TO BE DONE: Write out all lines holding the word "среды".

DATA IN THIS EXERCISE:
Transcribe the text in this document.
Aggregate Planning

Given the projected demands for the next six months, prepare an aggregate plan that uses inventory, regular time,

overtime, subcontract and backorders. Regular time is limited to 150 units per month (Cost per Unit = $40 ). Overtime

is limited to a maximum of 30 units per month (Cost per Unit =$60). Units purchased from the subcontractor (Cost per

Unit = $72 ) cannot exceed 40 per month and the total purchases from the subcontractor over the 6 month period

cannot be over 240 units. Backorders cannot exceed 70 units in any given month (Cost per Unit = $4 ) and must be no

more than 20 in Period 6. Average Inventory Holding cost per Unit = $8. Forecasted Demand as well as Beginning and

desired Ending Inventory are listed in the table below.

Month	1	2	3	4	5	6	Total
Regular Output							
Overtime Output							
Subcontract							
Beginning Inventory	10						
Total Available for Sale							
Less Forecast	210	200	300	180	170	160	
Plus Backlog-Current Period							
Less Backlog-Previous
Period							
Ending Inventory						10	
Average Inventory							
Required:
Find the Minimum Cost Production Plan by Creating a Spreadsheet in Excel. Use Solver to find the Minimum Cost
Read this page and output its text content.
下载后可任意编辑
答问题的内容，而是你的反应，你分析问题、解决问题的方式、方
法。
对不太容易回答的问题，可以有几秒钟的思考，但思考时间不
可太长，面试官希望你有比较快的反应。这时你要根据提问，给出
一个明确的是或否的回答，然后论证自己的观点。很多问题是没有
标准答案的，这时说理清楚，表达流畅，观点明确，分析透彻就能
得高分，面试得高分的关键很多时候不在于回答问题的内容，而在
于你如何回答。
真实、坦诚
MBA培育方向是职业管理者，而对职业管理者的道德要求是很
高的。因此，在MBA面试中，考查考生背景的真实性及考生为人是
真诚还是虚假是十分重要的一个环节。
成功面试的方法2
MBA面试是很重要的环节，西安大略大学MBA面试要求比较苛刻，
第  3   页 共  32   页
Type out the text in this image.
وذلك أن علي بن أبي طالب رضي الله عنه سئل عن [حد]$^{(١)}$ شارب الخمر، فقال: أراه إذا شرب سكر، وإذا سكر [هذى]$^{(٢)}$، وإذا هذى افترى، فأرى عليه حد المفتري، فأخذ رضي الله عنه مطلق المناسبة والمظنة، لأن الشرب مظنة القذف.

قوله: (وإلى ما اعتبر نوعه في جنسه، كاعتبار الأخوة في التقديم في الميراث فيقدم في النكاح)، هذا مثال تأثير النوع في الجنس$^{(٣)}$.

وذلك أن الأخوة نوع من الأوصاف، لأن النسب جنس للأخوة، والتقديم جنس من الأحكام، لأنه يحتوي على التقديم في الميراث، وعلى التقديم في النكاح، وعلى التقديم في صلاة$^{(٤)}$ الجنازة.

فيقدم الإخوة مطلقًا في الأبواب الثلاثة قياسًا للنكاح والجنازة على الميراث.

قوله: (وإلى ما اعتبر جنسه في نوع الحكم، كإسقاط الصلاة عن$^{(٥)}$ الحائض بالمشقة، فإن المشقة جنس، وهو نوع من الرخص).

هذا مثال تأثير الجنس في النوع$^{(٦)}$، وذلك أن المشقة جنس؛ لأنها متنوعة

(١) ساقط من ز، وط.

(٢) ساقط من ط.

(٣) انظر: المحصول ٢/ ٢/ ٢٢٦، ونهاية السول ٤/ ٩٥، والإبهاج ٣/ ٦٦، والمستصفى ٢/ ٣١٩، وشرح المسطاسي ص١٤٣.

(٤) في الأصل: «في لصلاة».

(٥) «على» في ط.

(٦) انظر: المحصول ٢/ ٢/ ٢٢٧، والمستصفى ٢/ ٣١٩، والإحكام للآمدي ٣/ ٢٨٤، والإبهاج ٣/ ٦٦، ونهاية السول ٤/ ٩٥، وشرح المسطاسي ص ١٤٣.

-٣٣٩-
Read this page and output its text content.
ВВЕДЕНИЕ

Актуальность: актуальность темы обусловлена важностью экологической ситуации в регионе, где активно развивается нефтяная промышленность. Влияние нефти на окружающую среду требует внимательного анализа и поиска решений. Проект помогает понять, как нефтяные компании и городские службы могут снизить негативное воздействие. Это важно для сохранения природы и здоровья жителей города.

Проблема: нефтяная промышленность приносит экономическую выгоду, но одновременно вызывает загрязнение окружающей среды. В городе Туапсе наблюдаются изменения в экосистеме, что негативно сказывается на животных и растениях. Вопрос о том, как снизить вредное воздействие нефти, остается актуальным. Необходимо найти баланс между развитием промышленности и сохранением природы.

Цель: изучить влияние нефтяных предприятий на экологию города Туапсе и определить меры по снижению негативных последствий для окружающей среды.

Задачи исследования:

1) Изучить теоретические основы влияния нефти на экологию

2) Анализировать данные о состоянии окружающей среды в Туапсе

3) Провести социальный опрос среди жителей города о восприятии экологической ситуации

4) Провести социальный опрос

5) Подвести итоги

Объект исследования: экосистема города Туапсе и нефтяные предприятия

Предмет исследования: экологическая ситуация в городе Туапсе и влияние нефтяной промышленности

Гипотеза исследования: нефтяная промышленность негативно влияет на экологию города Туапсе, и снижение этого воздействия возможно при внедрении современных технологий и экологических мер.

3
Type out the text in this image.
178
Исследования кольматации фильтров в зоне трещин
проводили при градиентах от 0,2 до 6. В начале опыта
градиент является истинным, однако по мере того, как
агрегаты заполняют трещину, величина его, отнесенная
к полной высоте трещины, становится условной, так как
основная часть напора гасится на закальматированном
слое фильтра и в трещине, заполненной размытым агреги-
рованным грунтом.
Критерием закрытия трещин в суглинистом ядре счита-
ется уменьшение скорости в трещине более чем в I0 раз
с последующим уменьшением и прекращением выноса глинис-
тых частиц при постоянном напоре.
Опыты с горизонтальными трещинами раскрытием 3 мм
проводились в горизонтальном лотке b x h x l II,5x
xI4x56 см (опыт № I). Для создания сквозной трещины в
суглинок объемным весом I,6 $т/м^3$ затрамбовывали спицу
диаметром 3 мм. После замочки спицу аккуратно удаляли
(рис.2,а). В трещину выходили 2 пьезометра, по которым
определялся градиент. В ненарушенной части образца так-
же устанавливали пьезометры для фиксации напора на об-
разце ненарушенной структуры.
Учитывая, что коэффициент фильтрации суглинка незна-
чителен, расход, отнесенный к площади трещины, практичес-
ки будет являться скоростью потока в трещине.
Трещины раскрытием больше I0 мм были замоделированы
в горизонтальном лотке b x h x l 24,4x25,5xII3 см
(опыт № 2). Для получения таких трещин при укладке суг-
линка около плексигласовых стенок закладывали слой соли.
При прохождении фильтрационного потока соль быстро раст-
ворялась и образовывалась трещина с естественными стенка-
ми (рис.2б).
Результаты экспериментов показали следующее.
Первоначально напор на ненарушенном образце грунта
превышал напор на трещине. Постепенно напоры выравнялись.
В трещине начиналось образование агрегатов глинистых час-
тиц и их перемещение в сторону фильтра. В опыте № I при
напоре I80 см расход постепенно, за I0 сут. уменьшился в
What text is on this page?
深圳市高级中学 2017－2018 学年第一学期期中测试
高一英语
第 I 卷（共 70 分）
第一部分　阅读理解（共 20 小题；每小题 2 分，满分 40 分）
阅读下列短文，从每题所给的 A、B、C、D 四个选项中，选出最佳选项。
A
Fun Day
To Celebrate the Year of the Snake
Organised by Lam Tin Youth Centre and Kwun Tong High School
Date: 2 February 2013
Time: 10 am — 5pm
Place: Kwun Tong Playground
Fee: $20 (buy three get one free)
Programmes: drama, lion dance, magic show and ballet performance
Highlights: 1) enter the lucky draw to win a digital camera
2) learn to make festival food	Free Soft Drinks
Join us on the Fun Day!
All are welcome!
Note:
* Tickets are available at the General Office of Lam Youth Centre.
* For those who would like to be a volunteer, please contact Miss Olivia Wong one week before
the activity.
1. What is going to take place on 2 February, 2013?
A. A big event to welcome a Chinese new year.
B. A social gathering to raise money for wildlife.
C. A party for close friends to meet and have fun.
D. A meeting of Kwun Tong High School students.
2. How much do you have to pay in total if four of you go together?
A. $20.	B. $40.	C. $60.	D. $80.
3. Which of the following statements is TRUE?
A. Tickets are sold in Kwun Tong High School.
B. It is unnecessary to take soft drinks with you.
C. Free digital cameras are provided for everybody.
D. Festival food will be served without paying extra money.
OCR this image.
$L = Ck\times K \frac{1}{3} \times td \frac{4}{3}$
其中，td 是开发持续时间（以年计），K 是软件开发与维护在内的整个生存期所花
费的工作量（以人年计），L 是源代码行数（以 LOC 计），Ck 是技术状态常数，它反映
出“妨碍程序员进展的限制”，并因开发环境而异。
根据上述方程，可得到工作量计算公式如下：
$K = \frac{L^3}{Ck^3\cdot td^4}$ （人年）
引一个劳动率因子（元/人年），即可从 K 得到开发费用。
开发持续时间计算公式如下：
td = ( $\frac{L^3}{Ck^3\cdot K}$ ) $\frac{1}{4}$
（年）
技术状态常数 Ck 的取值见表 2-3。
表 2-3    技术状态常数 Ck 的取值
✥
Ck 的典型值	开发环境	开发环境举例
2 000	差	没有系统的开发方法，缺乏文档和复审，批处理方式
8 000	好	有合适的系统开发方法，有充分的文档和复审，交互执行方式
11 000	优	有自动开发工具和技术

ANSWER TO THE PROBLEM:
Проблема: нефтяная промышленность приносит экономическую выгоду, но одновременно вызывает загрязнение окружающей среды. В городе Туапсе наблюдаются изменения в экосистеме, что негативно сказывается на животных и растениях. Вопрос о том, как снизить вредное воздействие нефти, остается актуальным. Необходимо найти баланс между развитием промышленности и сохранением природы.
Цель: изучить влияние нефтяных предприятий на экологию города Туапсе и определить меры по снижению негативных последствий для окружающей среды.
2) Анализировать данные о состоянии окружающей среды в Туапсе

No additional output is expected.